-- Chart and figure data --
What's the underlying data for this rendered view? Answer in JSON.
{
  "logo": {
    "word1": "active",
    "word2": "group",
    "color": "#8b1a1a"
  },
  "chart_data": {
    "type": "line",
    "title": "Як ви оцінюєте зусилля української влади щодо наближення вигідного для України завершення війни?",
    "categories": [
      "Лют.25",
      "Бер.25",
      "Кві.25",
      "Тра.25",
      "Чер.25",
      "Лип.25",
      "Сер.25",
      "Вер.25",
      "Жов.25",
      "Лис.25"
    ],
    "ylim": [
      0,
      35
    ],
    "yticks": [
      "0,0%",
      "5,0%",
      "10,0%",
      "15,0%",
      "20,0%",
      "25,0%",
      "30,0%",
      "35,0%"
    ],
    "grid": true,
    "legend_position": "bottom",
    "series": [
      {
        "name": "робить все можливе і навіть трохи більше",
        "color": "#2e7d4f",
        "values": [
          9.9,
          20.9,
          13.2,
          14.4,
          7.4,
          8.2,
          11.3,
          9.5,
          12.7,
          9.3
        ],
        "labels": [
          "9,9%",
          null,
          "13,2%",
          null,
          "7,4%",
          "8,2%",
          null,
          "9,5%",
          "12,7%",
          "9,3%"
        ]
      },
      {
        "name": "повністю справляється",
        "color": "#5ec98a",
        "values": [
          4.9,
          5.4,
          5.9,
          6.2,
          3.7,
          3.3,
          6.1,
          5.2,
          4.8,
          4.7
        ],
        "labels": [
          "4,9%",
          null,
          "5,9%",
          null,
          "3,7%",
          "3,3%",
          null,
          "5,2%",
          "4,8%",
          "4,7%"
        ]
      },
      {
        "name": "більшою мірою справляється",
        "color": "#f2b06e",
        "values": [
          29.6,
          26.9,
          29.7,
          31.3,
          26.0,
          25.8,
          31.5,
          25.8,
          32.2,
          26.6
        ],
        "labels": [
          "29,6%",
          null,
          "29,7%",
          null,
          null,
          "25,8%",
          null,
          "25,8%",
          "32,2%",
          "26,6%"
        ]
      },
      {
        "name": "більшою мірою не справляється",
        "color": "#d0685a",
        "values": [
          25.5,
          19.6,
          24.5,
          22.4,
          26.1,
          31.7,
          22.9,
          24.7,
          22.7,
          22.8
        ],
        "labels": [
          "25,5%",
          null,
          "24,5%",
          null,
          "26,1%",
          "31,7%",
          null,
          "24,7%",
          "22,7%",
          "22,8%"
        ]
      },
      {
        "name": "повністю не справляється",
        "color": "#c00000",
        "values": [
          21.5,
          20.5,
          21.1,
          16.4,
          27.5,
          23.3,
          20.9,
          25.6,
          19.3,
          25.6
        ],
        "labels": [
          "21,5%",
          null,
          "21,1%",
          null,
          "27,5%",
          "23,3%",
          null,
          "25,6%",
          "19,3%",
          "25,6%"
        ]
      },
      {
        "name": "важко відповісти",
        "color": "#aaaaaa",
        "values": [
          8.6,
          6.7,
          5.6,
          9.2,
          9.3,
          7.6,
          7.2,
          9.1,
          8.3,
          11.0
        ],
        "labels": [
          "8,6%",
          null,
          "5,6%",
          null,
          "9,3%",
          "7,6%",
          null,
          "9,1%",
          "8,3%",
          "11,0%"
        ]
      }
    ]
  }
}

-- Work required --
Where does the word "мірою" appear? Return each line that holds it.

-- Reply --
        "name": "більшою мірою справляється",
        "name": "більшою мірою не справляється",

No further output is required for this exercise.